◆ **Exercise instructions**
Return the material exactly as supplied, apart from the pictures, which are omitted.

◆ **Listing**
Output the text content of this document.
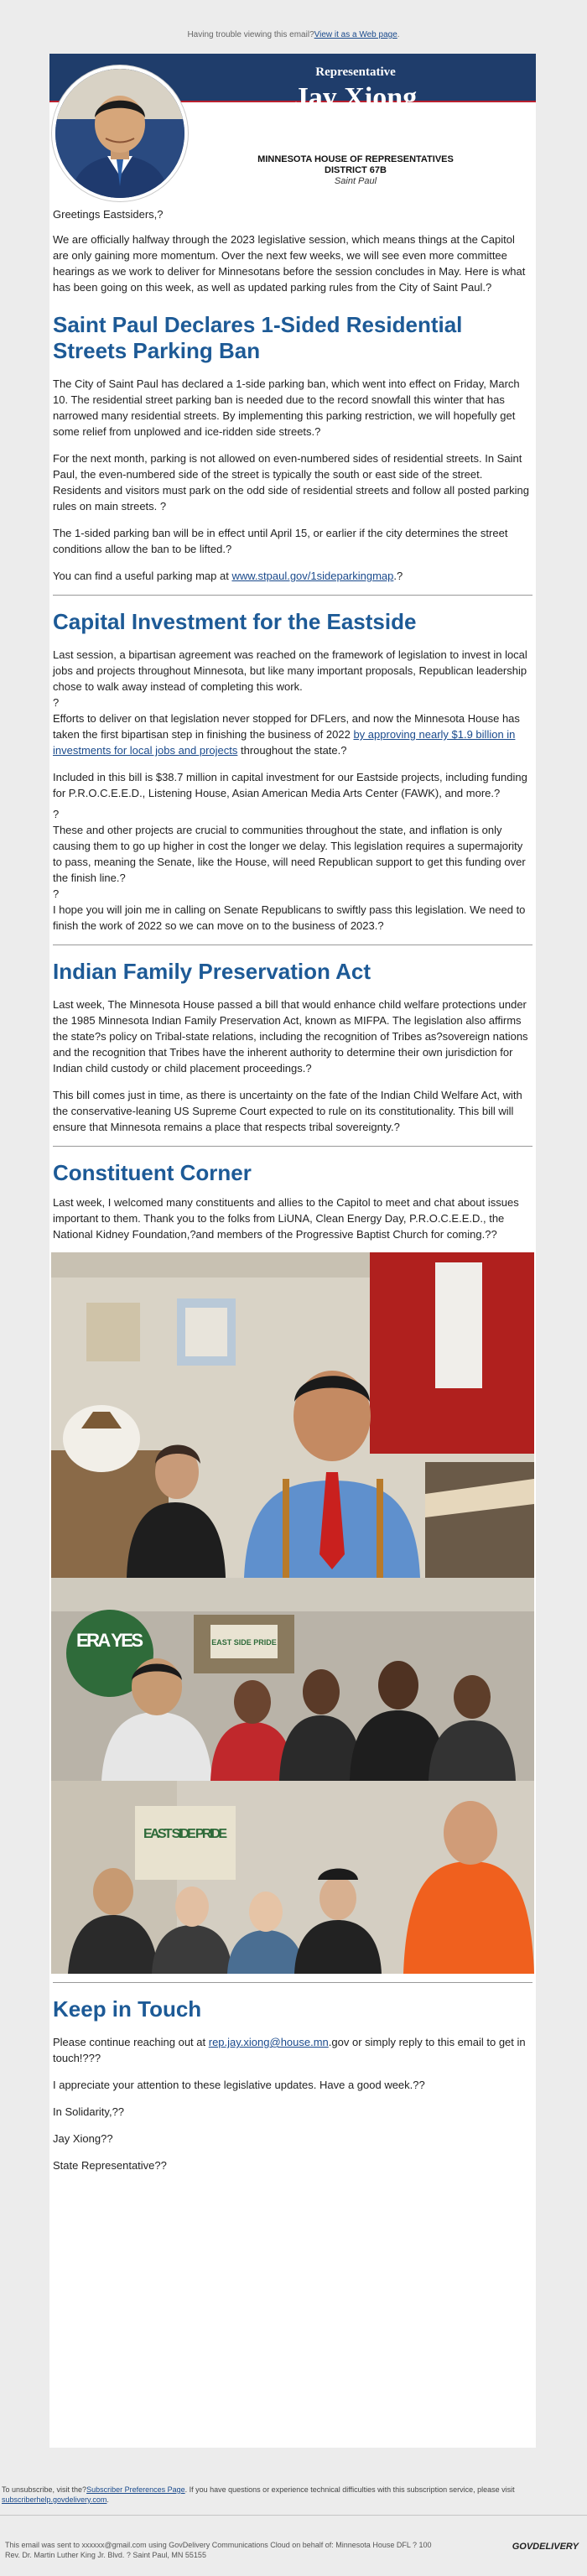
Having trouble viewing this email?View it as a Web page.
Representative
Jay Xiong
MINNESOTA HOUSE OF REPRESENTATIVES
DISTRICT 67B
Saint Paul

Greetings Eastsiders,?

We are officially halfway through the 2023 legislative session, which means things at the Capitol are only gaining more momentum. Over the next few weeks, we will see even more committee hearings as we work to deliver for Minnesotans before the session concludes in May. Here is what has been going on this week, as well as updated parking rules from the City of Saint Paul.?

Saint Paul Declares 1-Sided Residential Streets Parking Ban

The City of Saint Paul has declared a 1-side parking ban, which went into effect on Friday, March 10. The residential street parking ban is needed due to the record snowfall this winter that has narrowed many residential streets. By implementing this parking restriction, we will hopefully get some relief from unplowed and ice-ridden side streets.?

For the next month, parking is not allowed on even-numbered sides of residential streets. In Saint Paul, the even-numbered side of the street is typically the south or east side of the street. Residents and visitors must park on the odd side of residential streets and follow all posted parking rules on main streets. ?

The 1-sided parking ban will be in effect until April 15, or earlier if the city determines the street conditions allow the ban to be lifted.?

You can find a useful parking map at www.stpaul.gov/1sideparkingmap.?

Capital Investment for the Eastside

Last session, a bipartisan agreement was reached on the framework of legislation to invest in local jobs and projects throughout Minnesota, but like many important proposals, Republican leadership chose to walk away instead of completing this work.

?

Efforts to deliver on that legislation never stopped for DFLers, and now the Minnesota House has taken the first bipartisan step in finishing the business of 2022 by approving nearly $1.9 billion in investments for local jobs and projects throughout the state.?

Included in this bill is $38.7 million in capital investment for our Eastside projects, including funding for P.R.O.C.E.E.D., Listening House, Asian American Media Arts Center (FAWK), and more.?

?

These and other projects are crucial to communities throughout the state, and inflation is only causing them to go up higher in cost the longer we delay. This legislation requires a supermajority to pass, meaning the Senate, like the House, will need Republican support to get this funding over the finish line.?

?

I hope you will join me in calling on Senate Republicans to swiftly pass this legislation. We need to finish the work of 2022 so we can move on to the business of 2023.?

Indian Family Preservation Act

Last week, The Minnesota House passed a bill that would enhance child welfare protections under the 1985 Minnesota Indian Family Preservation Act, known as MIFPA. The legislation also affirms the state?s policy on Tribal-state relations, including the recognition of Tribes as?sovereign nations and the recognition that Tribes have the inherent authority to determine their own jurisdiction for Indian child custody or child placement proceedings.?

This bill comes just in time, as there is uncertainty on the fate of the Indian Child Welfare Act, with the conservative-leaning US Supreme Court expected to rule on its constitutionality. This bill will ensure that Minnesota remains a place that respects tribal sovereignty.?

Constituent Corner

Last week, I welcomed many constituents and allies to the Capitol to meet and chat about issues important to them. Thank you to the folks from LiUNA, Clean Energy Day, P.R.O.C.E.E.D., the National Kidney Foundation,?and members of the Progressive Baptist Church for coming.??

ERA YES	EAST SIDE PRIDE
EAST SIDE PRIDE
Keep in Touch

Please continue reaching out at rep.jay.xiong@house.mn.gov or simply reply to this email to get in touch!???

I appreciate your attention to these legislative updates. Have a good week.??

In Solidarity,??

Jay Xiong??

State Representative??

To unsubscribe, visit the?Subscriber Preferences Page. If you have questions or experience technical difficulties with this subscription service, please visit subscriberhelp.govdelivery.com.
This email was sent to xxxxxx@gmail.com using GovDelivery Communications Cloud on behalf of: Minnesota House DFL ? 100
Rev. Dr. Martin Luther King Jr. Blvd. ? Saint Paul, MN 55155
GOVDELIVERY
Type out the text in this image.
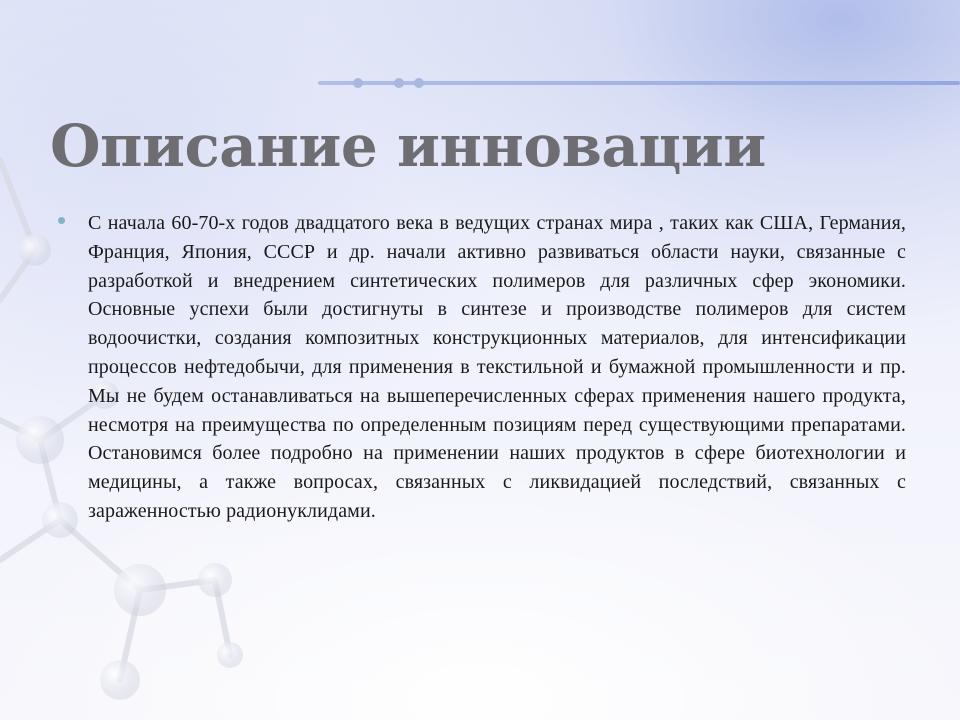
Описание инновации

С начала 60-70-х годов двадцатого века в ведущих странах мира , таких как США, Германия, Франция, Япония, СССР и др. начали активно развиваться области науки, связанные с разработкой и внедрением синтетических полимеров для различных сфер экономики. Основные успехи были достигнуты в синтезе и производстве полимеров для систем водоочистки, создания композитных конструкционных материалов, для интенсификации процессов нефтедобычи, для применения в текстильной и бумажной промышленности и пр. Мы не будем останавливаться на вышеперечисленных сферах применения нашего продукта, несмотря на преимущества по определенным позициям перед существующими препаратами. Остановимся более подробно на применении наших продуктов в сфере биотехнологии и медицины, а также вопросах, связанных с ликвидацией последствий, связанных с зараженностью радионуклидами.
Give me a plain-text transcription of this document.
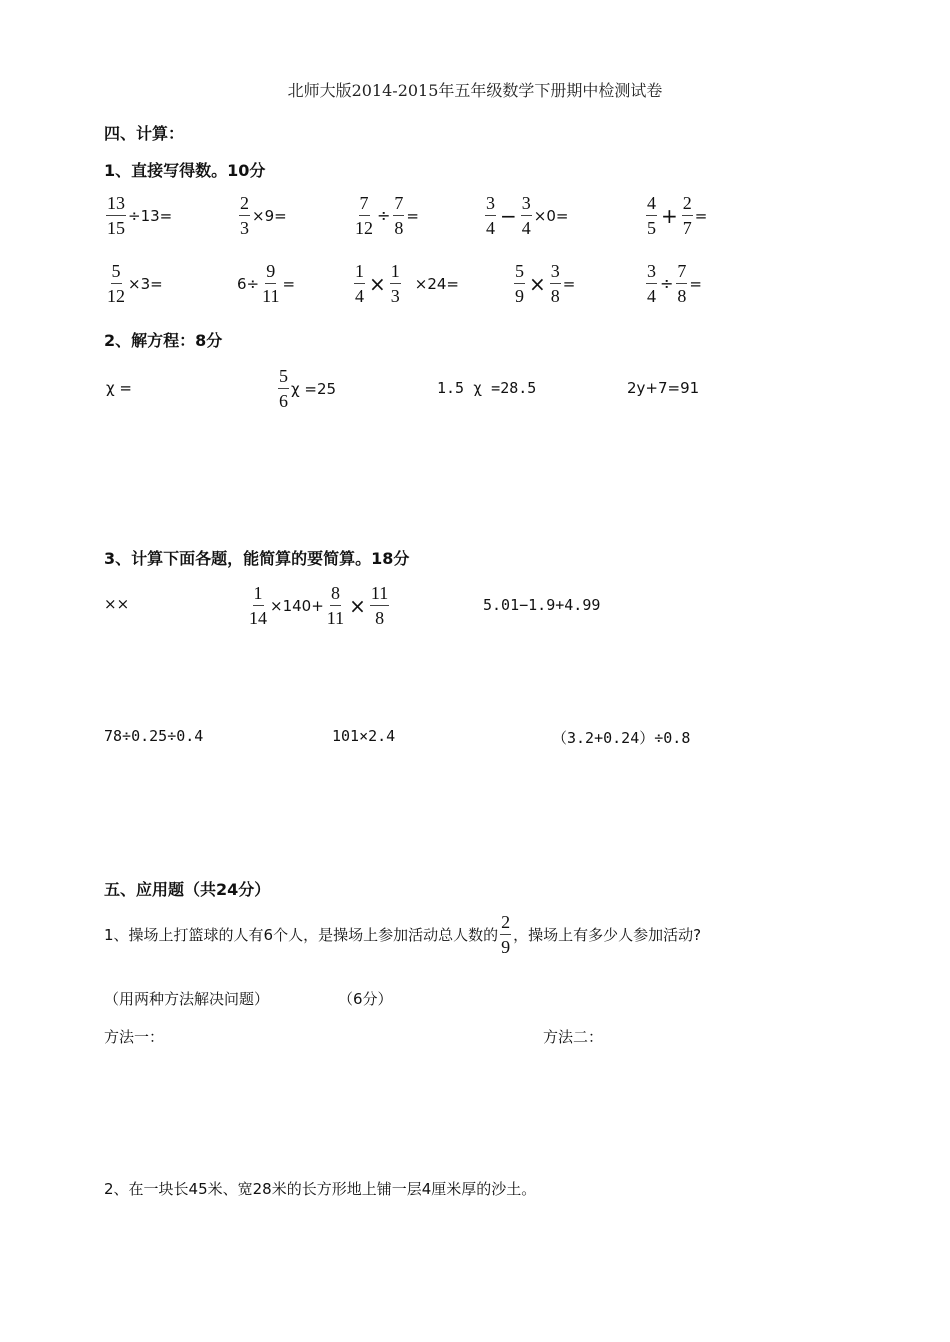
北师大版2014-2015年五年级数学下册期中检测试卷
四、计算：
1、直接写得数。10分
$\frac{13}{15} \div 13=$	$\frac{2}{3} \times 9=$	$\frac{7}{12} \div \frac{7}{8}$ =	$\frac{3}{4} - \frac{3}{4} \times 0=$	$\frac{4}{5} + \frac{2}{7}$ =
$\frac{5}{12} \times 3=$	$6\div \frac{9}{11}$ =	$\frac{1}{4} \times \frac{1}{3} \times 24=$	$\frac{5}{9} \times \frac{3}{8}$ =	$\frac{3}{4} \div \frac{7}{8}$ =
2、解方程：8分
χ =	$\frac{5}{6}$ χ =25	1.5 χ =28.5	2y+7=91
3、计算下面各题，能简算的要简算。18分
××	$\frac{1}{14} \times 140+ \frac{8}{11} \times \frac{11}{8}$	5.01−1.9+4.99
78÷0.25÷0.4	101×2.4	（3.2+0.24）÷0.8
五、应用题（共24分）
1、操场上打篮球的人有6个人，是操场上参加活动总人数的 $\frac{2}{9}$ ，操场上有多少人参加活动?
（用两种方法解决问题）	（6分）
方法一：	方法二：
2、在一块长45米、宽28米的长方形地上铺一层4厘米厚的沙土。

◆ **Full response**
Output the text content of this document.
Having trouble viewing this email?View it as a Web page.
Representative
Jay Xiong
MINNESOTA HOUSE OF REPRESENTATIVES
DISTRICT 67B
Saint Paul

Greetings Eastsiders,?

We are officially halfway through the 2023 legislative session, which means things at the Capitol are only gaining more momentum. Over the next few weeks, we will see even more committee hearings as we work to deliver for Minnesotans before the session concludes in May. Here is what has been going on this week, as well as updated parking rules from the City of Saint Paul.?

Saint Paul Declares 1-Sided Residential Streets Parking Ban

The City of Saint Paul has declared a 1-side parking ban, which went into effect on Friday, March 10. The residential street parking ban is needed due to the record snowfall this winter that has narrowed many residential streets. By implementing this parking restriction, we will hopefully get some relief from unplowed and ice-ridden side streets.?

For the next month, parking is not allowed on even-numbered sides of residential streets. In Saint Paul, the even-numbered side of the street is typically the south or east side of the street. Residents and visitors must park on the odd side of residential streets and follow all posted parking rules on main streets. ?

The 1-sided parking ban will be in effect until April 15, or earlier if the city determines the street conditions allow the ban to be lifted.?

You can find a useful parking map at www.stpaul.gov/1sideparkingmap.?

Capital Investment for the Eastside

Last session, a bipartisan agreement was reached on the framework of legislation to invest in local jobs and projects throughout Minnesota, but like many important proposals, Republican leadership chose to walk away instead of completing this work.

?

Efforts to deliver on that legislation never stopped for DFLers, and now the Minnesota House has taken the first bipartisan step in finishing the business of 2022 by approving nearly $1.9 billion in investments for local jobs and projects throughout the state.?

Included in this bill is $38.7 million in capital investment for our Eastside projects, including funding for P.R.O.C.E.E.D., Listening House, Asian American Media Arts Center (FAWK), and more.?

?

These and other projects are crucial to communities throughout the state, and inflation is only causing them to go up higher in cost the longer we delay. This legislation requires a supermajority to pass, meaning the Senate, like the House, will need Republican support to get this funding over the finish line.?

?

I hope you will join me in calling on Senate Republicans to swiftly pass this legislation. We need to finish the work of 2022 so we can move on to the business of 2023.?

Indian Family Preservation Act

Last week, The Minnesota House passed a bill that would enhance child welfare protections under the 1985 Minnesota Indian Family Preservation Act, known as MIFPA. The legislation also affirms the state?s policy on Tribal-state relations, including the recognition of Tribes as?sovereign nations and the recognition that Tribes have the inherent authority to determine their own jurisdiction for Indian child custody or child placement proceedings.?

This bill comes just in time, as there is uncertainty on the fate of the Indian Child Welfare Act, with the conservative-leaning US Supreme Court expected to rule on its constitutionality. This bill will ensure that Minnesota remains a place that respects tribal sovereignty.?

Constituent Corner

Last week, I welcomed many constituents and allies to the Capitol to meet and chat about issues important to them. Thank you to the folks from LiUNA, Clean Energy Day, P.R.O.C.E.E.D., the National Kidney Foundation,?and members of the Progressive Baptist Church for coming.??

ERA YES	EAST SIDE PRIDE
EAST SIDE PRIDE
Keep in Touch

Please continue reaching out at rep.jay.xiong@house.mn.gov or simply reply to this email to get in touch!???

I appreciate your attention to these legislative updates. Have a good week.??

In Solidarity,??

Jay Xiong??

State Representative??

To unsubscribe, visit the?Subscriber Preferences Page. If you have questions or experience technical difficulties with this subscription service, please visit subscriberhelp.govdelivery.com.
This email was sent to xxxxxx@gmail.com using GovDelivery Communications Cloud on behalf of: Minnesota House DFL ? 100
Rev. Dr. Martin Luther King Jr. Blvd. ? Saint Paul, MN 55155
GOVDELIVERY
Type out the text in this image.
Описание инновации

С начала 60-70-х годов двадцатого века в ведущих странах мира , таких как США, Германия, Франция, Япония, СССР и др. начали активно развиваться области науки, связанные с разработкой и внедрением синтетических полимеров для различных сфер экономики. Основные успехи были достигнуты в синтезе и производстве полимеров для систем водоочистки, создания композитных конструкционных материалов, для интенсификации процессов нефтедобычи, для применения в текстильной и бумажной промышленности и пр. Мы не будем останавливаться на вышеперечисленных сферах применения нашего продукта, несмотря на преимущества по определенным позициям перед существующими препаратами. Остановимся более подробно на применении наших продуктов в сфере биотехнологии и медицины, а также вопросах, связанных с ликвидацией последствий, связанных с зараженностью радионуклидами.
Give me a plain-text transcription of this document.
北师大版2014-2015年五年级数学下册期中检测试卷
四、计算：
1、直接写得数。10分
$\frac{13}{15} \div 13=$	$\frac{2}{3} \times 9=$	$\frac{7}{12} \div \frac{7}{8}$ =	$\frac{3}{4} - \frac{3}{4} \times 0=$	$\frac{4}{5} + \frac{2}{7}$ =
$\frac{5}{12} \times 3=$	$6\div \frac{9}{11}$ =	$\frac{1}{4} \times \frac{1}{3} \times 24=$	$\frac{5}{9} \times \frac{3}{8}$ =	$\frac{3}{4} \div \frac{7}{8}$ =
2、解方程：8分
χ =	$\frac{5}{6}$ χ =25	1.5 χ =28.5	2y+7=91
3、计算下面各题，能简算的要简算。18分
××	$\frac{1}{14} \times 140+ \frac{8}{11} \times \frac{11}{8}$	5.01−1.9+4.99
78÷0.25÷0.4	101×2.4	（3.2+0.24）÷0.8
五、应用题（共24分）
1、操场上打篮球的人有6个人，是操场上参加活动总人数的 $\frac{2}{9}$ ，操场上有多少人参加活动?
（用两种方法解决问题）	（6分）
方法一：	方法二：
2、在一块长45米、宽28米的长方形地上铺一层4厘米厚的沙土。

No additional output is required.